Excerpts from a figure dataset
## begin
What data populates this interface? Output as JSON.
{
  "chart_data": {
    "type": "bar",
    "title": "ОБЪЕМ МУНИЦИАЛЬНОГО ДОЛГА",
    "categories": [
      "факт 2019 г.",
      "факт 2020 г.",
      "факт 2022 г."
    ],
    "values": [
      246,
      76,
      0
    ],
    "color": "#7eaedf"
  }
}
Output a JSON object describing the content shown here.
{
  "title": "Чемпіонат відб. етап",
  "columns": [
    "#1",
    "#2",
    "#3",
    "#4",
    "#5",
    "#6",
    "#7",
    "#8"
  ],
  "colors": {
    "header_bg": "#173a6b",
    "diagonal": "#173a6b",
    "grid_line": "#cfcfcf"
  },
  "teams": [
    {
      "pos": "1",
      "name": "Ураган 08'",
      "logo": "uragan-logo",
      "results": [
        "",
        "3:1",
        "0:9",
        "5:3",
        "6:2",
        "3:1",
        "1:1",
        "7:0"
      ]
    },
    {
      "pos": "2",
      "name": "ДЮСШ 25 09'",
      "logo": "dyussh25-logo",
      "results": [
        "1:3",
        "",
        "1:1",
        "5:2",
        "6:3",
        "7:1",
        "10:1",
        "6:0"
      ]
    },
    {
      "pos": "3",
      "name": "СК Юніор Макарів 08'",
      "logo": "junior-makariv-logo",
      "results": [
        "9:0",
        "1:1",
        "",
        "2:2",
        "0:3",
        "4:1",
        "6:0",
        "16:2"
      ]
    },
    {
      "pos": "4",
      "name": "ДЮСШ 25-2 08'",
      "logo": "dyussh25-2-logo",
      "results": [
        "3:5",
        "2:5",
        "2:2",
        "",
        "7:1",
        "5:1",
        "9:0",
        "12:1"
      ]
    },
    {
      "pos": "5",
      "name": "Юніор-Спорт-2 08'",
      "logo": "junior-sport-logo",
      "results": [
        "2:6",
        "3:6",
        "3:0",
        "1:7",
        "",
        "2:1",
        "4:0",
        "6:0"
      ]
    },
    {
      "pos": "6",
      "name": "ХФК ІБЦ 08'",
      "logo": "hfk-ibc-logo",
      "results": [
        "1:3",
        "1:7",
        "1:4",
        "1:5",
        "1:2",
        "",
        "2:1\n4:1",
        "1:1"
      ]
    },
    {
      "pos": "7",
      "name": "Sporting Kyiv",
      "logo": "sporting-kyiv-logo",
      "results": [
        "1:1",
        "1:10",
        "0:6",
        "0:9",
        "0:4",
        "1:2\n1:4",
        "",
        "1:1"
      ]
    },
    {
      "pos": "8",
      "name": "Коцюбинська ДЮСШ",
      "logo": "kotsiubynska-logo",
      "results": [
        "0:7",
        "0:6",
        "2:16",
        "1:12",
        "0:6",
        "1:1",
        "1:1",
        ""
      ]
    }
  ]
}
## end
What the task requires ▸
Count how many lines in the data above hold the string "junior", and give the number with no other words.

Problem solution ▸
2